* _Records supplied_
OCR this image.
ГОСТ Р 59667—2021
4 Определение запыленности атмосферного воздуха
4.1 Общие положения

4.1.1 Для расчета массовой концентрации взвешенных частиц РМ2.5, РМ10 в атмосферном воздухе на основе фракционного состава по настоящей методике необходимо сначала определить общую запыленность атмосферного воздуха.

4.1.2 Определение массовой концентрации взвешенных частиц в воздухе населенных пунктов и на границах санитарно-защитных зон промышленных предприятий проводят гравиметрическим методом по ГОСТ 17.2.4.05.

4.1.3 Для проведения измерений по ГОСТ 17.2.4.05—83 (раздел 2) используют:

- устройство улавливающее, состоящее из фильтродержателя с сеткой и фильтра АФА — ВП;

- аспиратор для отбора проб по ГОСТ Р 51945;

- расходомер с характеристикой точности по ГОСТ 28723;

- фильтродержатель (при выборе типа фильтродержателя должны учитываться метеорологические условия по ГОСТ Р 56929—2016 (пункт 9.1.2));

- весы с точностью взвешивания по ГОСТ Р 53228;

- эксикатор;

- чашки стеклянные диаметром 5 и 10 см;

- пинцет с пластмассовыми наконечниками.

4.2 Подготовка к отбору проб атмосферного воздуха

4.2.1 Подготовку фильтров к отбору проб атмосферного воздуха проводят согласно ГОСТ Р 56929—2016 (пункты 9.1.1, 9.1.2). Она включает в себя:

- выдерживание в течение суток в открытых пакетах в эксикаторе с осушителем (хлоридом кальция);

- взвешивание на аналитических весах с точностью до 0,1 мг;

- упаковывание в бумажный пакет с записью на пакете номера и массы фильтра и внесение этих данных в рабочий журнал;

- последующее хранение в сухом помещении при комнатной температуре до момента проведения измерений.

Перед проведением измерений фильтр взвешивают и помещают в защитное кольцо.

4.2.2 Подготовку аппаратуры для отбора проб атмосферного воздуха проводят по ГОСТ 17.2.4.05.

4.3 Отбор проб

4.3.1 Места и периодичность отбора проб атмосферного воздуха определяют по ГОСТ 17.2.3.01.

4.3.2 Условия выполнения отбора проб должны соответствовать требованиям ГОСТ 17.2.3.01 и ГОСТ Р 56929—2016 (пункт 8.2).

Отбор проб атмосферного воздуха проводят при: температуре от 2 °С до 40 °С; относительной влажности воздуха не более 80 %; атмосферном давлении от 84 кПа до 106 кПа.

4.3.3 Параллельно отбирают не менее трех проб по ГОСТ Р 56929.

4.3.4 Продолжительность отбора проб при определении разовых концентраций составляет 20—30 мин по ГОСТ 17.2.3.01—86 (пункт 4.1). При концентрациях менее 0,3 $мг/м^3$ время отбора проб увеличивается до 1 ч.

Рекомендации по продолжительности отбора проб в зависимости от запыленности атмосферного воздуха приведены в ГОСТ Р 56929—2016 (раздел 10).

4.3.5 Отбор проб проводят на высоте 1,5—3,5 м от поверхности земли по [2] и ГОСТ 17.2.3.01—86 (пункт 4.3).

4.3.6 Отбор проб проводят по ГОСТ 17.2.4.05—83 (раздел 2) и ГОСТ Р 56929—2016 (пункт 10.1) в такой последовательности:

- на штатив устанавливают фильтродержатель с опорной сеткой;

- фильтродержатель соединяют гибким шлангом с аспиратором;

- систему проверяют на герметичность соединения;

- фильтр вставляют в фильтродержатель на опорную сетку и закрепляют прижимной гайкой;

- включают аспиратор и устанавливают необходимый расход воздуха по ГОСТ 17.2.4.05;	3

* _Your objective_
Give the count of lines in the listing above that include "измерений", with no other words.

* _Reply to the task_
3